[Data excerpts]

--- --- ---

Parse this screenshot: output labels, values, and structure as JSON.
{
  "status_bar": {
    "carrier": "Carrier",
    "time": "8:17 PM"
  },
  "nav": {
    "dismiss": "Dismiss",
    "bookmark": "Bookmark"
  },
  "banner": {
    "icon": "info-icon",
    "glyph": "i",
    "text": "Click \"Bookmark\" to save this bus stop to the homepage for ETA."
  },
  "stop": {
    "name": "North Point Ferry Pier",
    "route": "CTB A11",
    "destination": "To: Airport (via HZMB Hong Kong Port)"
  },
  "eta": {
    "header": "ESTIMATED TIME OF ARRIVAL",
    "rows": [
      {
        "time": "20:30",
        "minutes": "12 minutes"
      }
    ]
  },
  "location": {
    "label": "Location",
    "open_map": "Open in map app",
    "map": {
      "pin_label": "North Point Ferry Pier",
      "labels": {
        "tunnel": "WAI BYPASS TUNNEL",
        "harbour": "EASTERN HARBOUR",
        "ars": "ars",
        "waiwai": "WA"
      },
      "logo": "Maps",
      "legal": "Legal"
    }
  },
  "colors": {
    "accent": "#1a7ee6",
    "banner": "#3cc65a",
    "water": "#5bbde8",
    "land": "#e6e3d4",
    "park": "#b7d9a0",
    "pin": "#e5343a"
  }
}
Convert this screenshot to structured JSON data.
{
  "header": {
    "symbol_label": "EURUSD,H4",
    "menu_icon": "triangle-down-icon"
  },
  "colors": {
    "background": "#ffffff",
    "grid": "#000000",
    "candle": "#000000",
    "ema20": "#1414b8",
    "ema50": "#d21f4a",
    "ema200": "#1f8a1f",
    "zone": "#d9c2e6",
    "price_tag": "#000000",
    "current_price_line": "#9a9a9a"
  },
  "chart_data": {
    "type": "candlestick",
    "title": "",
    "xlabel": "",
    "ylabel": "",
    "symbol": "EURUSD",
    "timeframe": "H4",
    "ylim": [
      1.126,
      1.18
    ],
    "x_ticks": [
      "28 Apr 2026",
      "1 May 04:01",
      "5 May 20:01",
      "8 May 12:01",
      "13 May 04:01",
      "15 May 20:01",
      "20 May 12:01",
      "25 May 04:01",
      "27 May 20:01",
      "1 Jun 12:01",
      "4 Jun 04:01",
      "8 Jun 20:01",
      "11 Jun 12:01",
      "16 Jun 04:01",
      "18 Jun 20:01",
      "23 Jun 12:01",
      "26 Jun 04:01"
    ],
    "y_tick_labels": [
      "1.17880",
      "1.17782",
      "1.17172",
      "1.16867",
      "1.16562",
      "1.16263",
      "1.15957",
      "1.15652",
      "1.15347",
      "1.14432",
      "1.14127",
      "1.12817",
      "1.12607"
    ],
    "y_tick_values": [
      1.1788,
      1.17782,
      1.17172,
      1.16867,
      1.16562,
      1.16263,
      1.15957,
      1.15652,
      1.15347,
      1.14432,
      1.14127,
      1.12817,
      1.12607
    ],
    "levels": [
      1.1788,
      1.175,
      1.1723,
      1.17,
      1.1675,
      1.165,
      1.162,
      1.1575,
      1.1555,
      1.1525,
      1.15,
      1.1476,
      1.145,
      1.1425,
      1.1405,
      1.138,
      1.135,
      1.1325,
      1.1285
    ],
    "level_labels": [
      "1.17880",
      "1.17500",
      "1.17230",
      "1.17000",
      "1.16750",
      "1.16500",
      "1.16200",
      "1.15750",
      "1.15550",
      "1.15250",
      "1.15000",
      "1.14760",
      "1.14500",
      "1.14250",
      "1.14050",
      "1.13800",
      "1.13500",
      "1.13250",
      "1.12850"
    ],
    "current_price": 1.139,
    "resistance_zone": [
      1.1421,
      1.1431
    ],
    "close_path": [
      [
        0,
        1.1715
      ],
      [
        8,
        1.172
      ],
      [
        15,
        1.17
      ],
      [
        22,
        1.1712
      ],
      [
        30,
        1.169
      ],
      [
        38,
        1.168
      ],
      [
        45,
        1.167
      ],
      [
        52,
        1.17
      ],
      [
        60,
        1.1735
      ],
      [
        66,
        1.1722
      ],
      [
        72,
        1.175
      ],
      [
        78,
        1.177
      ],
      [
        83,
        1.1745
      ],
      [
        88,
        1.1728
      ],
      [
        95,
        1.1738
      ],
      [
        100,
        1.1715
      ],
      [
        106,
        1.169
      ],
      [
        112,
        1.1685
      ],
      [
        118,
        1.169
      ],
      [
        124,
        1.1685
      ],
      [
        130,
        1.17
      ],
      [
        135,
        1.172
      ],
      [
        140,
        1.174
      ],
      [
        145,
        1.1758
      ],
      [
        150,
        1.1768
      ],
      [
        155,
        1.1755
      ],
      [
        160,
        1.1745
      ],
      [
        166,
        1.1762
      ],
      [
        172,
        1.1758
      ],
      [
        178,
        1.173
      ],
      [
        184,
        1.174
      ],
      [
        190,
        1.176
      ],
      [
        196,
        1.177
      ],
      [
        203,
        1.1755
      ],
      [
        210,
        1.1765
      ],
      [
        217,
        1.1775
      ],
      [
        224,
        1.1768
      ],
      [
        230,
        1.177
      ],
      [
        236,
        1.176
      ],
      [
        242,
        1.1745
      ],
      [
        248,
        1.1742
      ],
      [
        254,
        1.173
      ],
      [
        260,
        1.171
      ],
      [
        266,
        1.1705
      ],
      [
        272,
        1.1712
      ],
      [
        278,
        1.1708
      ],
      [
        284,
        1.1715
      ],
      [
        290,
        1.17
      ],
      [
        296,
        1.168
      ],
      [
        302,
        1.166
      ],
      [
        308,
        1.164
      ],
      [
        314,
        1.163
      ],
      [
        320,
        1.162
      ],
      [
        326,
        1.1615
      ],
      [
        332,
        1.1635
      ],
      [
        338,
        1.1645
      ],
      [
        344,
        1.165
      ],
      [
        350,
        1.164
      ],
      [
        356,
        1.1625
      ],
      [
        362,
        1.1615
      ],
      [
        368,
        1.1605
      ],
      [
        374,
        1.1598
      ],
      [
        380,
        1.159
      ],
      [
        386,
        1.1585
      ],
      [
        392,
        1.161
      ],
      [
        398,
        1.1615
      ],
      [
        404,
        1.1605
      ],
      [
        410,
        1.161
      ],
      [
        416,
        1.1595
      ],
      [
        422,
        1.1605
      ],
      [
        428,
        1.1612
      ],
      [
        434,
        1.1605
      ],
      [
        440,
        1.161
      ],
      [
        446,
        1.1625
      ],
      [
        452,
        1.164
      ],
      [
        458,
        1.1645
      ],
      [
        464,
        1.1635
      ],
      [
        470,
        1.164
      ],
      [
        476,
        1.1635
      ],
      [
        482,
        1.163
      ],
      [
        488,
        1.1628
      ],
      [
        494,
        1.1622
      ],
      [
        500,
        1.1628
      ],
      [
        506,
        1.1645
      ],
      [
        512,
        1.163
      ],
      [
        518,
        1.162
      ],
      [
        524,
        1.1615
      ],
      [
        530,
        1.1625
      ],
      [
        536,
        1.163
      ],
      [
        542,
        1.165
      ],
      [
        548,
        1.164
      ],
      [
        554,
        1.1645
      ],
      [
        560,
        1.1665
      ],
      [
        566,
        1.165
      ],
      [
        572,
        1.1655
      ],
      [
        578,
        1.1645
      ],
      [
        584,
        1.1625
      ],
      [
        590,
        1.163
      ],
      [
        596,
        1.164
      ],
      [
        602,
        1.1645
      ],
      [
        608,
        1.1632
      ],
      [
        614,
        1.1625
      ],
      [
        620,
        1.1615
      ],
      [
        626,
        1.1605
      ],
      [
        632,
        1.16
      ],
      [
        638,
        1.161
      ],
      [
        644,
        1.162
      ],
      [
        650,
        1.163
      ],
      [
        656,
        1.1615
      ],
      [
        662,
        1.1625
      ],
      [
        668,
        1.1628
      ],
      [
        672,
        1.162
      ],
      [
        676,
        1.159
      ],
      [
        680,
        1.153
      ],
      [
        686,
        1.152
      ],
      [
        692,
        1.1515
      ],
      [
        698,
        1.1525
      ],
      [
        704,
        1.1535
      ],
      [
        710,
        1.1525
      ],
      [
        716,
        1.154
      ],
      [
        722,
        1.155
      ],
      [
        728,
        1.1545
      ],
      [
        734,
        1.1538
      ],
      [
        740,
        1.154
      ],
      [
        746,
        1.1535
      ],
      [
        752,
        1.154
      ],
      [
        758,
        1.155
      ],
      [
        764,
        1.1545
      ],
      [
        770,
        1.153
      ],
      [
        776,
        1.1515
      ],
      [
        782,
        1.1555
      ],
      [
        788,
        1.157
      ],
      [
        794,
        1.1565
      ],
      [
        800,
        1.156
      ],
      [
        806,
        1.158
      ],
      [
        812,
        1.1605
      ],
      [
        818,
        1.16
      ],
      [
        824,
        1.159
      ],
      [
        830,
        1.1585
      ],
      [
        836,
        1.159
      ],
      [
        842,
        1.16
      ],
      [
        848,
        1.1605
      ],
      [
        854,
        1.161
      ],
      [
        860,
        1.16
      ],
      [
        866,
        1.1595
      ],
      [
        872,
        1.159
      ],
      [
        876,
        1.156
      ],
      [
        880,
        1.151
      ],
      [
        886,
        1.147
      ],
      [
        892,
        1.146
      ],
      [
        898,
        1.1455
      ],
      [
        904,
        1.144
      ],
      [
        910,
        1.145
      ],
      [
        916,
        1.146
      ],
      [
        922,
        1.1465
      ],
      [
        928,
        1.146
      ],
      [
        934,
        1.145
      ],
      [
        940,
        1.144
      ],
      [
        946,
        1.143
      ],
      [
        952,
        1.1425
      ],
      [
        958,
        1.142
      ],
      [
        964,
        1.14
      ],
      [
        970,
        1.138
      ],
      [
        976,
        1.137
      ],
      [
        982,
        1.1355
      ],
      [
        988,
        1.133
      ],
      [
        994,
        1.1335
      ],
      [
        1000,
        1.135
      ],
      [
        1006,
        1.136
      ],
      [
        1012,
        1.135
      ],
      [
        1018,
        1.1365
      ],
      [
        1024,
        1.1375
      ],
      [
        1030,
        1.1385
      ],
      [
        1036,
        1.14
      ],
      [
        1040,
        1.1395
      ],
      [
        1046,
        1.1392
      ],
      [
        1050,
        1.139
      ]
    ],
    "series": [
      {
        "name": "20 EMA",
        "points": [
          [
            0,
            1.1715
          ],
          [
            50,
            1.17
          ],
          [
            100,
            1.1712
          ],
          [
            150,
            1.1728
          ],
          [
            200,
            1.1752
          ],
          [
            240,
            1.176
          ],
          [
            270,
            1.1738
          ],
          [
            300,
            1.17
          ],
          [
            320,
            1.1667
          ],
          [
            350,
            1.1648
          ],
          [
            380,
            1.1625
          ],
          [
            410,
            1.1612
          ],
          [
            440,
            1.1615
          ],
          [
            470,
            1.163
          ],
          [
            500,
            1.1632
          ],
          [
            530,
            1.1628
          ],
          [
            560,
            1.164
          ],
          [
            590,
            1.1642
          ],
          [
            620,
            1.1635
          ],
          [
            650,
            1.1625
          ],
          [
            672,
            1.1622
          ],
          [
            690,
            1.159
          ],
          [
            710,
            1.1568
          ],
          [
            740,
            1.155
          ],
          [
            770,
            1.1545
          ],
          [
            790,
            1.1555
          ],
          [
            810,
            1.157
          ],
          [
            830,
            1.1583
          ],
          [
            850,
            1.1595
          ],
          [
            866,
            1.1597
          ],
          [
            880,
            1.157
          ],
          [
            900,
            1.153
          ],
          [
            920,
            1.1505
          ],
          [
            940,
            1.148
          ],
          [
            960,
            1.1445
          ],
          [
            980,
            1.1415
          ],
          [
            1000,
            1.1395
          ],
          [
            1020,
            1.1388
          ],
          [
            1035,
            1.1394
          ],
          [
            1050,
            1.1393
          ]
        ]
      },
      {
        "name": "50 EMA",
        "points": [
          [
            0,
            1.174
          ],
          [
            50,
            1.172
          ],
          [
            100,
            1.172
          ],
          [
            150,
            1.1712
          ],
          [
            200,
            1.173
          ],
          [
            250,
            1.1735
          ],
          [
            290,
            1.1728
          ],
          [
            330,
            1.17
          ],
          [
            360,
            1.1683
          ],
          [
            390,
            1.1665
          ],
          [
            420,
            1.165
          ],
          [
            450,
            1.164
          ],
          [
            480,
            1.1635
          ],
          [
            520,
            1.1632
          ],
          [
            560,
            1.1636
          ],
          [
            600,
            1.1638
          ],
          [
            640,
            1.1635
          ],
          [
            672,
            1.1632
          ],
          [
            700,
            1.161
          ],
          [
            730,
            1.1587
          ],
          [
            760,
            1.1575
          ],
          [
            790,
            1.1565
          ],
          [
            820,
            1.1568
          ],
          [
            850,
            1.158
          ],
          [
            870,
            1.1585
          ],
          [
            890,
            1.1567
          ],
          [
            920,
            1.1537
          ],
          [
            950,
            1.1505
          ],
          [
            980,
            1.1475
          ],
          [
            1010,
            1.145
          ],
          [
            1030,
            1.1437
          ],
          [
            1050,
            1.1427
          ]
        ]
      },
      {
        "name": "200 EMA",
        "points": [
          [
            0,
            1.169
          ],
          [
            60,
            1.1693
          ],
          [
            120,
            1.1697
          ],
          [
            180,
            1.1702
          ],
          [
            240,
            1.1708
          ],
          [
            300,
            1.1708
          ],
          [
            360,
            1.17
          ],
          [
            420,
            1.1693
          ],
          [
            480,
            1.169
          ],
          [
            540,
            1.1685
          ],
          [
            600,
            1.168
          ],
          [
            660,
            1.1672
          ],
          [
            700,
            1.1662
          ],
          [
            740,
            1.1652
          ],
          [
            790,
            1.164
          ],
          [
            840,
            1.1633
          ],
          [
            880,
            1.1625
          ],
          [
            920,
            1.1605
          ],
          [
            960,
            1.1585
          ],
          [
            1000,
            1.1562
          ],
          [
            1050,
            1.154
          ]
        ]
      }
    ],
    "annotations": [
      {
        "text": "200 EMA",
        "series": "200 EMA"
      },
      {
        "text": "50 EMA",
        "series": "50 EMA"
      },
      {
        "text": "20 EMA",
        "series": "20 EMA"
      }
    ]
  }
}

--- --- ---

# What is expected:
In the data above, how many lines contain the string "Ferry"? Answer with the number only.

# Output of the exercise:
2